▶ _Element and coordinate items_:
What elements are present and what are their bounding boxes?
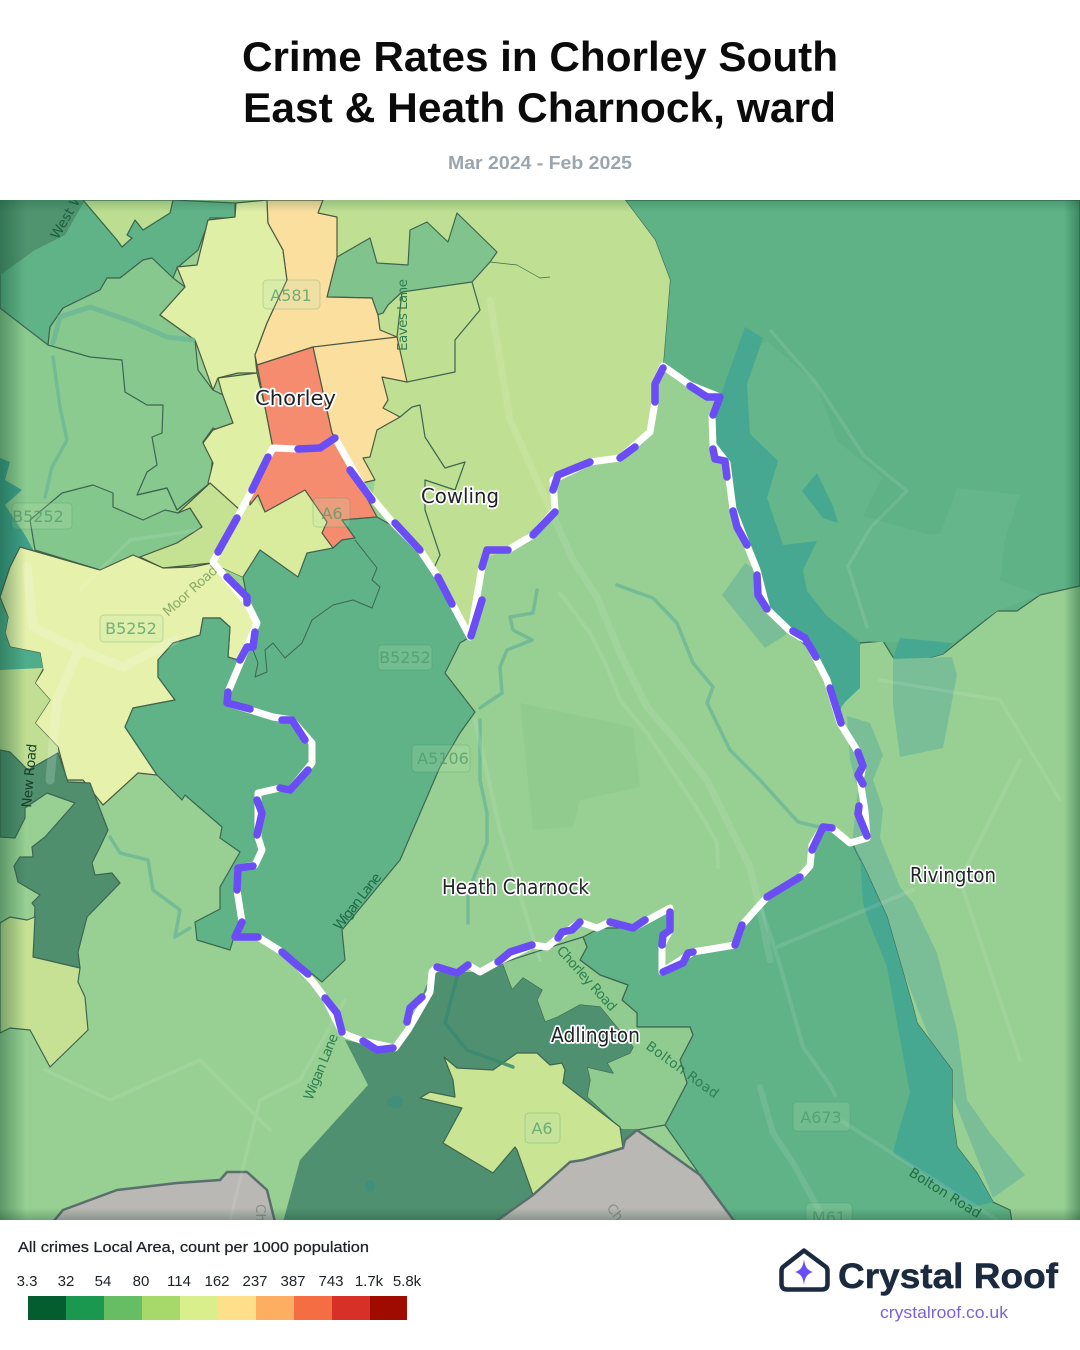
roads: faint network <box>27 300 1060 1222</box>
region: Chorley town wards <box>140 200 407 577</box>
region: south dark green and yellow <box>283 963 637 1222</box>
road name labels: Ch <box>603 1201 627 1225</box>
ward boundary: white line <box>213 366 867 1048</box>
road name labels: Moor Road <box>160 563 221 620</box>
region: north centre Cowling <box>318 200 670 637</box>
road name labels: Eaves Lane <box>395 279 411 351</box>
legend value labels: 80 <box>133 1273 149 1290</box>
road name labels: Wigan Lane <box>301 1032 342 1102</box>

▶ _DIRECTIVE_:
Rewrite all of the items above with "road name labels" changed to "street labels" and everything else left as is. Omit the pictures from your answer.

▶ _FULL RESPONSE_:
What elements are present and what are their bounding boxes?
roads: faint network <box>27 300 1060 1222</box>
region: Chorley town wards <box>140 200 407 577</box>
region: south dark green and yellow <box>283 963 637 1222</box>
street labels: Ch <box>603 1201 627 1225</box>
ward boundary: white line <box>213 366 867 1048</box>
street labels: Moor Road <box>160 563 221 620</box>
region: north centre Cowling <box>318 200 670 637</box>
street labels: Eaves Lane <box>395 279 411 351</box>
legend value labels: 80 <box>133 1273 149 1290</box>
street labels: Wigan Lane <box>301 1032 342 1102</box>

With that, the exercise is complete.